• Input rows:
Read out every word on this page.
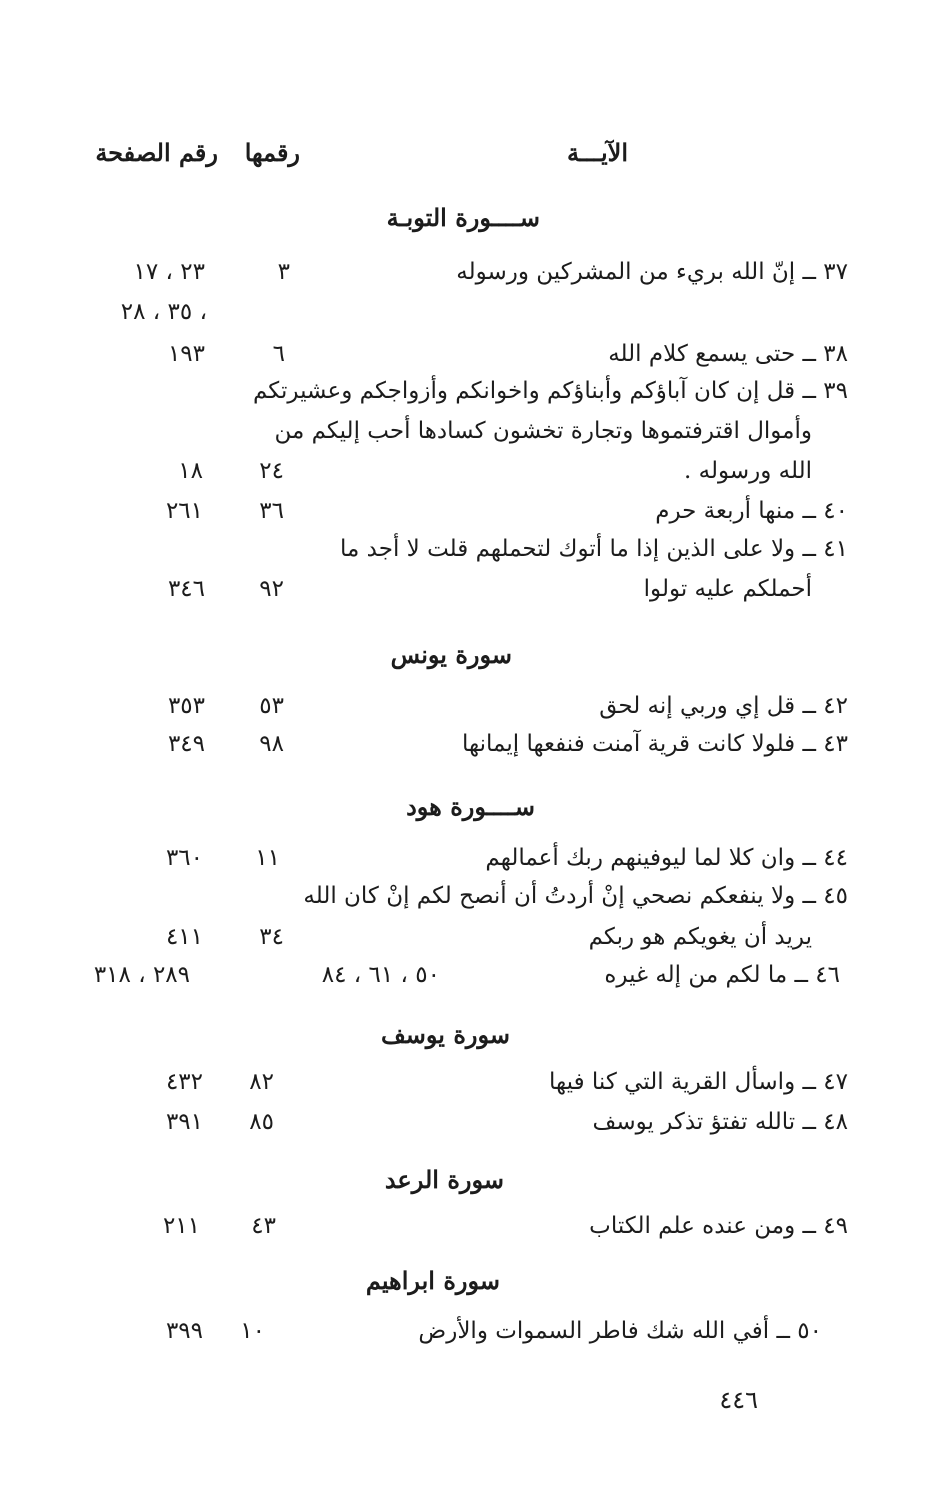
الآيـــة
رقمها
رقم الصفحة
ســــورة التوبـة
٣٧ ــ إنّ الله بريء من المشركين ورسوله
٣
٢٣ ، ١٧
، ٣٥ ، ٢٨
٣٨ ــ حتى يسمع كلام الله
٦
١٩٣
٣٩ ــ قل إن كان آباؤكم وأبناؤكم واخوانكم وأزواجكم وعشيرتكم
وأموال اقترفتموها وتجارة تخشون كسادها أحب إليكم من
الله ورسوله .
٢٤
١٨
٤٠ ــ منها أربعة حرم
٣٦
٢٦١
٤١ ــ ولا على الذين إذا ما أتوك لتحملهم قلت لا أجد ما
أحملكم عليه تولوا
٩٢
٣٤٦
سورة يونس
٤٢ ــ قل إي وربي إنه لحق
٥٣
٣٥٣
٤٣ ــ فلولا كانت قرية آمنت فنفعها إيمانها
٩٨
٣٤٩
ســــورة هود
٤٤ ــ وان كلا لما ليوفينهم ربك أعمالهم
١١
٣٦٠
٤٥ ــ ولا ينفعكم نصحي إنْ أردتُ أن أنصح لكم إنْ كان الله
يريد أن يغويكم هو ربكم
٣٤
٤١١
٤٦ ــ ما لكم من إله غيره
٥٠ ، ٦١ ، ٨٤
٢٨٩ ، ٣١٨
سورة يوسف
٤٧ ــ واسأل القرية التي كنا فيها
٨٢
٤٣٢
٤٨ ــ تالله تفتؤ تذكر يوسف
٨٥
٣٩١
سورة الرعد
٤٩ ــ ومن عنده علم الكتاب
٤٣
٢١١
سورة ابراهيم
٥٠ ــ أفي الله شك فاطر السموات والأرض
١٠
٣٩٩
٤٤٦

* * *

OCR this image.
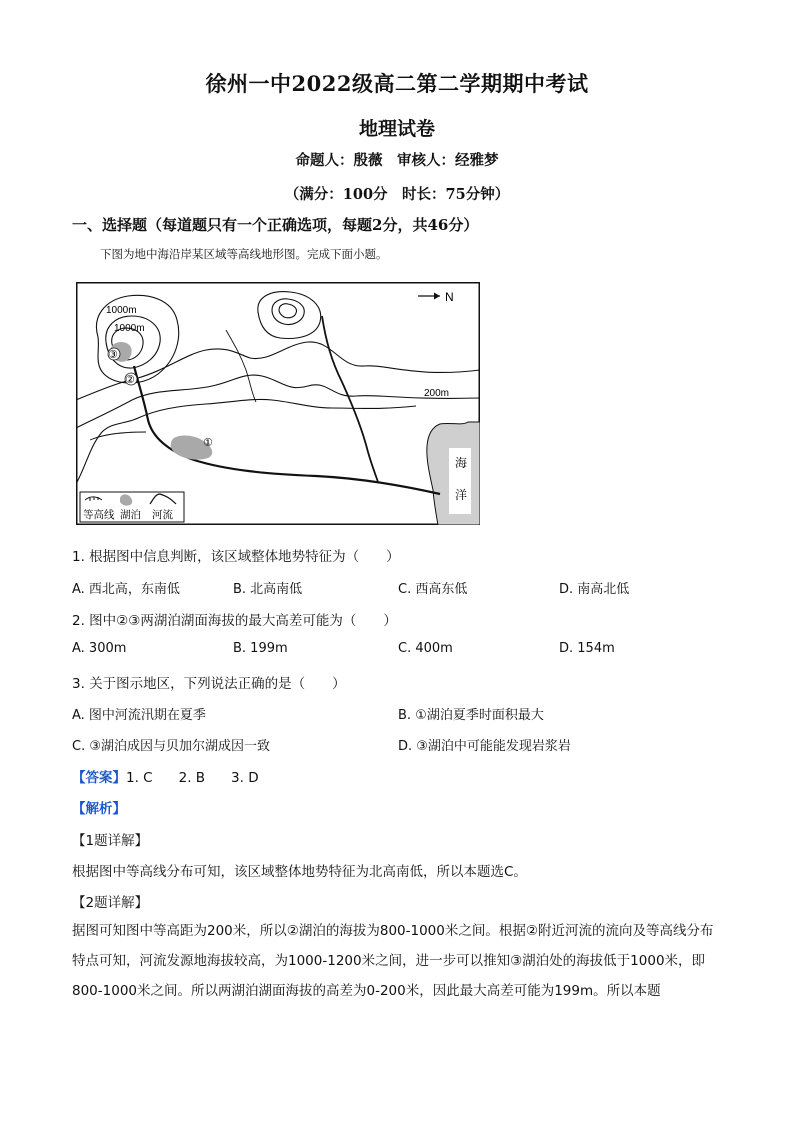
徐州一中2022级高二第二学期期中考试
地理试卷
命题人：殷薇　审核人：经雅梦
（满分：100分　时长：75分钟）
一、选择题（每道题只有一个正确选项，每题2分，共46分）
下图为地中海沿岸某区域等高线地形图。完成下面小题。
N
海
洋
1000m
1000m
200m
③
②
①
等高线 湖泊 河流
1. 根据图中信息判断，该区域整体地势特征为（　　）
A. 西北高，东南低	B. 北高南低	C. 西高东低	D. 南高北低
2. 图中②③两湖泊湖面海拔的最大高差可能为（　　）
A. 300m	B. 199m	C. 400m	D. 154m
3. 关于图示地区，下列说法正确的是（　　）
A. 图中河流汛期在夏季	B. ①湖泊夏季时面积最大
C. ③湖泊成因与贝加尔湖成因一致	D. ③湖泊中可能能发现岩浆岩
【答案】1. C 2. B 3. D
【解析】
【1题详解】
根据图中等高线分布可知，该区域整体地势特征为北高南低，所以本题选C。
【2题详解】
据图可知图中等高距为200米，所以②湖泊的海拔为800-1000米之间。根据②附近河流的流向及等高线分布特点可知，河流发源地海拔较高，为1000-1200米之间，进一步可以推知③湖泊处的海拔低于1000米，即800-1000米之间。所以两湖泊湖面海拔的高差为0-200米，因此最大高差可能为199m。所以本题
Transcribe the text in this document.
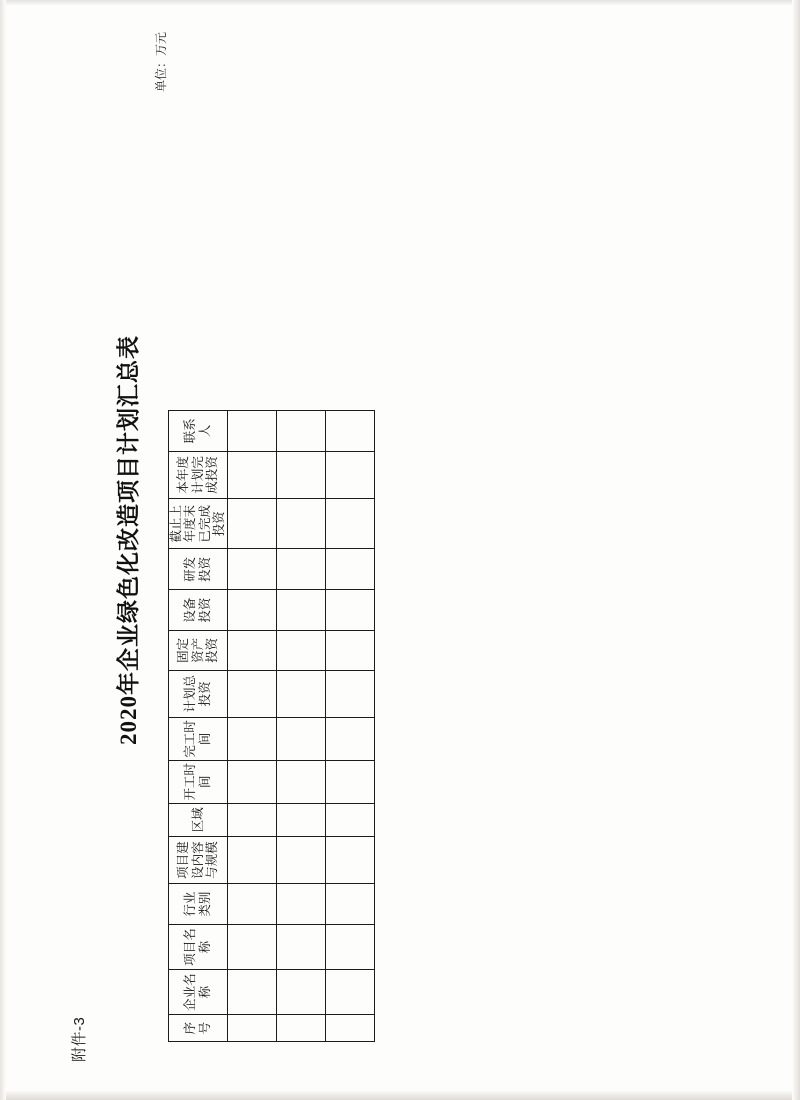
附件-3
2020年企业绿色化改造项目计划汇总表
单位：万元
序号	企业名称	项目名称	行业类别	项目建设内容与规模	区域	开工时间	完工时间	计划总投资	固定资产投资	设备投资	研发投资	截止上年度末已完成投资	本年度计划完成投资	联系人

---

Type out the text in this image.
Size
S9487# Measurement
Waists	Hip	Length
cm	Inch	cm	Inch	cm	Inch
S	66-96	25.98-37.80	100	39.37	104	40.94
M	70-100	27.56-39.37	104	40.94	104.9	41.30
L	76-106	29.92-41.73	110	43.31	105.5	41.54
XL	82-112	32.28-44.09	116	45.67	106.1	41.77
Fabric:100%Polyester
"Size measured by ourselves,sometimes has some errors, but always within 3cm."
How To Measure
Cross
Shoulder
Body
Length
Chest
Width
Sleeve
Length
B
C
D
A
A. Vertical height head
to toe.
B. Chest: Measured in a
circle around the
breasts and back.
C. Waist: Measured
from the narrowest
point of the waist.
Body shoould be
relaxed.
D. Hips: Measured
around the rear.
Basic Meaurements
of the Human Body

• The problem: Copy out all lines where the word "Size" appears.

• Task output:
Size
"Size measured by ourselves,sometimes has some errors, but always within 3cm."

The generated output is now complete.